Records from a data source
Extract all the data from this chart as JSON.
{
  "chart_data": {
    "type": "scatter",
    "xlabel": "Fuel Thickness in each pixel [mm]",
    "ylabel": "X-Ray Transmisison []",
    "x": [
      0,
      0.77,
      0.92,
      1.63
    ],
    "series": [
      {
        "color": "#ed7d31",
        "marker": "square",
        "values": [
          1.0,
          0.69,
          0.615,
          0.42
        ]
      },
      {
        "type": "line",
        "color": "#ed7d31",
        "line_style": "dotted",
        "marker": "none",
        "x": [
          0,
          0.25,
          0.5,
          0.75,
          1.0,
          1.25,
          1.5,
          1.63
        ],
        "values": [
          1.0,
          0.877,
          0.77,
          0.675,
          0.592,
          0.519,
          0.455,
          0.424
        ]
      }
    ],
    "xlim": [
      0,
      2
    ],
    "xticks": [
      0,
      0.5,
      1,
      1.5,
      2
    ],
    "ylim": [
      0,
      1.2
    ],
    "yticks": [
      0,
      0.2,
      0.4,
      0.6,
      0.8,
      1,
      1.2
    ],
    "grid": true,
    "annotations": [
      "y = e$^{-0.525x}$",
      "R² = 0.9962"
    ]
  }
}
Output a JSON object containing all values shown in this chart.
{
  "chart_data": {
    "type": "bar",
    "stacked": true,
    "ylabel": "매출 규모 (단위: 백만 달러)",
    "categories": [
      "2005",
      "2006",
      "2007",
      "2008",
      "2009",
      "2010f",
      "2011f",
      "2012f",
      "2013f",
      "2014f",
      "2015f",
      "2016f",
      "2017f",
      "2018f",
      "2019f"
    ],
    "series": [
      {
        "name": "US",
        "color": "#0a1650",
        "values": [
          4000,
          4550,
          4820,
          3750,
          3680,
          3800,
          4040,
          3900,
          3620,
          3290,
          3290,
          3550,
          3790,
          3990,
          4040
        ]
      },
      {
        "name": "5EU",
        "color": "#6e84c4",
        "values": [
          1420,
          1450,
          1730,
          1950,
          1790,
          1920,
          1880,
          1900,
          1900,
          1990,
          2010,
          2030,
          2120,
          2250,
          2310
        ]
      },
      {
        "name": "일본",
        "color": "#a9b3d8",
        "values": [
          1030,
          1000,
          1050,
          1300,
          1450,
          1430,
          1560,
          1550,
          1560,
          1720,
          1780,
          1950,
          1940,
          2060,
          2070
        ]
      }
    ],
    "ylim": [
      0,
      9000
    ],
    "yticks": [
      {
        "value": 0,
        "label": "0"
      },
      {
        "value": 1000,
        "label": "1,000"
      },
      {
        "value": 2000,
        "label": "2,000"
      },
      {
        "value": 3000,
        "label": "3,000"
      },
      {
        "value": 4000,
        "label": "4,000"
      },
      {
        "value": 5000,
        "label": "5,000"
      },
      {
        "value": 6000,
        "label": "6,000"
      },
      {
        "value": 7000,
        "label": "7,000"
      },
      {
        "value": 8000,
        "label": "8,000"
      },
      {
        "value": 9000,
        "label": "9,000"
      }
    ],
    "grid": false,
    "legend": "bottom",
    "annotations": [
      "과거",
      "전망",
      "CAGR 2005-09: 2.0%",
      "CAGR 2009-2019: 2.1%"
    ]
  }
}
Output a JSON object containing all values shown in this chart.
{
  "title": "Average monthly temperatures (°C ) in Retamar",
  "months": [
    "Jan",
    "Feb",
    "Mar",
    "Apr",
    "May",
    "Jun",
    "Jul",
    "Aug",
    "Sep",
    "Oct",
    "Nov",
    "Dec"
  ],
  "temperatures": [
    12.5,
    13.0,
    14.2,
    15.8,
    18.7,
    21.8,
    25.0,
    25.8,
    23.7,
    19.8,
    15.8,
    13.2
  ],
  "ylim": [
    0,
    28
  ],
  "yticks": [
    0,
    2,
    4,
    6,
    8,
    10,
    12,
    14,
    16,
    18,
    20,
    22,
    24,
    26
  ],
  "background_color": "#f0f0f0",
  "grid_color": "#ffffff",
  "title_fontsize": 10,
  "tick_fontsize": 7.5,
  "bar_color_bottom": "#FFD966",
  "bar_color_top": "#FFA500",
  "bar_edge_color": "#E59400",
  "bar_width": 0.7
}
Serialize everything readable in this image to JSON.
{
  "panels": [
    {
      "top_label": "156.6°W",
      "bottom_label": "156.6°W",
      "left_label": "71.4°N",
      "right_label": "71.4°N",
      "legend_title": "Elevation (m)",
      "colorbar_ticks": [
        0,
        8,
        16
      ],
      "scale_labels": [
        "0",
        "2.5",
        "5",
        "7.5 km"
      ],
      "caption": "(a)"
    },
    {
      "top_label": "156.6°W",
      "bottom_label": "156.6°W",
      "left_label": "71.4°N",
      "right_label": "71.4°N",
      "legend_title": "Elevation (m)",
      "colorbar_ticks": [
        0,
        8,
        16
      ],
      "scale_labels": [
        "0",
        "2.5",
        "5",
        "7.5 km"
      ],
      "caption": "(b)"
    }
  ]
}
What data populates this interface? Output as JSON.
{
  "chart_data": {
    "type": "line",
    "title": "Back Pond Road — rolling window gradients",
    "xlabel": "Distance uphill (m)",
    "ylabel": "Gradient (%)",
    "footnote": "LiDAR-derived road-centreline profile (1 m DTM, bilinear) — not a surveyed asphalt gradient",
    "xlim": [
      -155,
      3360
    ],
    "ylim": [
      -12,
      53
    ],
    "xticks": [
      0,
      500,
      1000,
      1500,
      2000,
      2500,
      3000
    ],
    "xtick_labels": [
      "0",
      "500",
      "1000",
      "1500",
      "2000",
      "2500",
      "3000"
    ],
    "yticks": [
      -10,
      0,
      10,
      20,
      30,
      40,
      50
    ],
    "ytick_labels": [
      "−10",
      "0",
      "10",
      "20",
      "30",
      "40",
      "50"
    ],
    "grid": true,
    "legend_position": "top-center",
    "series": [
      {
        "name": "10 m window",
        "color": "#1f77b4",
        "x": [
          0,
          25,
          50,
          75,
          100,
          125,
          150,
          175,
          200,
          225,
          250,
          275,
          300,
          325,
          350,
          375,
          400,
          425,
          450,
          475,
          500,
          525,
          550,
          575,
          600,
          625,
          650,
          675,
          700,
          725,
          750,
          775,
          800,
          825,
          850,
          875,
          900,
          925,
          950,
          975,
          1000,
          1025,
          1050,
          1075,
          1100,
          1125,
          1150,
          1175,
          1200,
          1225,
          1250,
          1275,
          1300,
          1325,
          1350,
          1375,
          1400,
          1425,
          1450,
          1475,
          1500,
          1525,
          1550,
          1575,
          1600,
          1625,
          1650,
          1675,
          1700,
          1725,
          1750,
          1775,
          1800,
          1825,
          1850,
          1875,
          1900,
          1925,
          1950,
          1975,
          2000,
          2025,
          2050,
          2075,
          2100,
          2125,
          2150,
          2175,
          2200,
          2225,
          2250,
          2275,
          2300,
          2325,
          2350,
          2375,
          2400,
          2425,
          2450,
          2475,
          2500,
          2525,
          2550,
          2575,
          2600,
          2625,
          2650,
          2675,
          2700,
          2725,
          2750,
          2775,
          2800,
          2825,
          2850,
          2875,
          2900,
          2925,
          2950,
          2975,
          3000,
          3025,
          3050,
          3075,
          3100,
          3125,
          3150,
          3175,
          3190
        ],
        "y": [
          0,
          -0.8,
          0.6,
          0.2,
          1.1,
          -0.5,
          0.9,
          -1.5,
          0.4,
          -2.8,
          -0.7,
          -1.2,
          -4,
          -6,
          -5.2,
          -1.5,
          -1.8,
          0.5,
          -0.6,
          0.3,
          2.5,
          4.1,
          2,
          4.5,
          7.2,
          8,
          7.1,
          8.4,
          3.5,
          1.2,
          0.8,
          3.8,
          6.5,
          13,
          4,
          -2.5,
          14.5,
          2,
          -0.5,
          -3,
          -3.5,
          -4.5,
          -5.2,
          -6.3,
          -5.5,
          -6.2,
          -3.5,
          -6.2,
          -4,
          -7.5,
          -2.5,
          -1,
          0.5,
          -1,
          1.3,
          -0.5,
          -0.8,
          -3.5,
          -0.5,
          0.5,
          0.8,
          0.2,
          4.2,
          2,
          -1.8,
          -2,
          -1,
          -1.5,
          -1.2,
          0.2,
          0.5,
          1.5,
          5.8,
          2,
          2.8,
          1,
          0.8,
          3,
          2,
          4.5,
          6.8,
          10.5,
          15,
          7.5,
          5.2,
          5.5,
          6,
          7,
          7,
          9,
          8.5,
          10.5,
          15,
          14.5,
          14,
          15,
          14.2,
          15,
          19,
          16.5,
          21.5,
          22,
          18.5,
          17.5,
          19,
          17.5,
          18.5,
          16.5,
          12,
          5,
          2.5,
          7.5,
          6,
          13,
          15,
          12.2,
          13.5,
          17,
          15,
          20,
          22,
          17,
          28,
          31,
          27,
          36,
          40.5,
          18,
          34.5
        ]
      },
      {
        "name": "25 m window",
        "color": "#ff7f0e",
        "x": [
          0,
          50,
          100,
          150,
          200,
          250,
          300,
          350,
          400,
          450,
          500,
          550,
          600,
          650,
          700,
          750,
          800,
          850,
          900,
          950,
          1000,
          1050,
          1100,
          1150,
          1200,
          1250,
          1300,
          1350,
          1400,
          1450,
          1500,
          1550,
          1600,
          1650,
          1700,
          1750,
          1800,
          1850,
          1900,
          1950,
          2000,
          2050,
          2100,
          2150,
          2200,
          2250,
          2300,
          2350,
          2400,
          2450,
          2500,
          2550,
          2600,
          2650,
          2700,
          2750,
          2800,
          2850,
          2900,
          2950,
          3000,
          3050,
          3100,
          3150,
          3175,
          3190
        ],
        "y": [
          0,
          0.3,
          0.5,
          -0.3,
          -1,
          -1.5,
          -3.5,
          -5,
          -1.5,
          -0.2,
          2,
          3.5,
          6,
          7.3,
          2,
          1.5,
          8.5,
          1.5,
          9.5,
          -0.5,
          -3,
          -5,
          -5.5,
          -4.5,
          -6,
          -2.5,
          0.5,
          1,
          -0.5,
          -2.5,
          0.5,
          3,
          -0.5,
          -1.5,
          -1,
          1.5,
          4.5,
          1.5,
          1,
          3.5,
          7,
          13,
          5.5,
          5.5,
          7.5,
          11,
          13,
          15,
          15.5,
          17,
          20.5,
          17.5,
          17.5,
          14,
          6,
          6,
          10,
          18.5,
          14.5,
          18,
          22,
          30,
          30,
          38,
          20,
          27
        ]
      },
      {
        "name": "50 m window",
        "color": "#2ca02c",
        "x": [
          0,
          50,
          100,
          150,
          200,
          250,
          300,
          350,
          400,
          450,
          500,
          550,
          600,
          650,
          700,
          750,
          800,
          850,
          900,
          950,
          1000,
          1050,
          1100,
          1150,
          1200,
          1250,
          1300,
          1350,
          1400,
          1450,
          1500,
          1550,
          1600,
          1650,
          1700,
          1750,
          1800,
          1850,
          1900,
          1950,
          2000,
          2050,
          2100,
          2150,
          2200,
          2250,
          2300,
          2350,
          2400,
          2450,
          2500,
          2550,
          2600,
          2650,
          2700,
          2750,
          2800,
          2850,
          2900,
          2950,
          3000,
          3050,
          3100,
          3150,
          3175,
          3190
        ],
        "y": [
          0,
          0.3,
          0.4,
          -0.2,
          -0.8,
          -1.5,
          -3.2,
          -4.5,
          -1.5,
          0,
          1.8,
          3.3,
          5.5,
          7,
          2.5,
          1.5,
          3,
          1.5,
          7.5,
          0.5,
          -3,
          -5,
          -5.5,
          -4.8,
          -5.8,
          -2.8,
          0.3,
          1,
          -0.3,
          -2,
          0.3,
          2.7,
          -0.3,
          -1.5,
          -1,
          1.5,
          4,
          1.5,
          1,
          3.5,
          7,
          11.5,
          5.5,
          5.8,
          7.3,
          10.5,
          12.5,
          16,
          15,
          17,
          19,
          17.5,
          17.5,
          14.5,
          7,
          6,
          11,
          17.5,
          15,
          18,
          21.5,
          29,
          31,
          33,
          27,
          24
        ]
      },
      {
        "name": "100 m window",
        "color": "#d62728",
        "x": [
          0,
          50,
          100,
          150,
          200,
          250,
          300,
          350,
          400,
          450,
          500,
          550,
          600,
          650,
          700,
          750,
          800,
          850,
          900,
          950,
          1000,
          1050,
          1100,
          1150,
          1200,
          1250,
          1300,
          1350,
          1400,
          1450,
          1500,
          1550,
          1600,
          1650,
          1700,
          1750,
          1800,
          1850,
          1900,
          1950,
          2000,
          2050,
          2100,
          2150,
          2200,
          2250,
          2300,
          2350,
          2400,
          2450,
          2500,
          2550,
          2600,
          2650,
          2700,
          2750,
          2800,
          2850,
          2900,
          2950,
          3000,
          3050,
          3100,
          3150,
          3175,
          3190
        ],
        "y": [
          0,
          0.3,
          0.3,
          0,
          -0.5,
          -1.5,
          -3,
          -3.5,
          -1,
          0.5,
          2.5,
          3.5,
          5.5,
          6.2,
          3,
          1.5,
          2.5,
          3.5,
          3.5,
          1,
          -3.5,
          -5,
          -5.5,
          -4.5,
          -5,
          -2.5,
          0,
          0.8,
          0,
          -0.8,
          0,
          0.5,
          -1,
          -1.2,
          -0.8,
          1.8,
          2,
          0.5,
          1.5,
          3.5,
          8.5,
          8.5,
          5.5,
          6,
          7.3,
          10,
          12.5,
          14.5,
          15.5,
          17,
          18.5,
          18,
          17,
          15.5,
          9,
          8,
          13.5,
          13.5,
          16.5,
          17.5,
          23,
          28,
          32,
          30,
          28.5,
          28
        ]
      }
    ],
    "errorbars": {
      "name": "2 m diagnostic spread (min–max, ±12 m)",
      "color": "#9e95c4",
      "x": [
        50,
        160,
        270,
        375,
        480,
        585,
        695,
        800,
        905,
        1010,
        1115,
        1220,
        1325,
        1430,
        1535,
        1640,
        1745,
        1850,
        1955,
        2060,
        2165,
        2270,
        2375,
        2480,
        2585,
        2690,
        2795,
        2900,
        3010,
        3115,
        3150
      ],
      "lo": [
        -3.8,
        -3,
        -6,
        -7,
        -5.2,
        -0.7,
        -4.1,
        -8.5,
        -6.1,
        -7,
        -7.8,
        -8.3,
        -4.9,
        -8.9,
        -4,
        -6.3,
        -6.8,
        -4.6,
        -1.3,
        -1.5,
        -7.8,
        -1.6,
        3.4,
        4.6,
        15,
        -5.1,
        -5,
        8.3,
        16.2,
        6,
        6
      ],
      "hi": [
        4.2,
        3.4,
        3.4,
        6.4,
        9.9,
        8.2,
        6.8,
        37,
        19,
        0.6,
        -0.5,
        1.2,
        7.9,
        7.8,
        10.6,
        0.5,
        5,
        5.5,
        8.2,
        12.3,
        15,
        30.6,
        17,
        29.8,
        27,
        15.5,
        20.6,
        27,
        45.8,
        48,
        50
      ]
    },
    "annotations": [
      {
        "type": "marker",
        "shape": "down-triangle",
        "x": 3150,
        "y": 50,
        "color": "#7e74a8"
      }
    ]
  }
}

--- WHAT THIS TASK INVOLVES ---
Pick each line holding the word "type" out of the listing.

--- OUTPUT FOR THIS EXERCISE ---
    "type": "scatter",
        "type": "line",
    "type": "bar",
    "type": "line",
        "type": "marker",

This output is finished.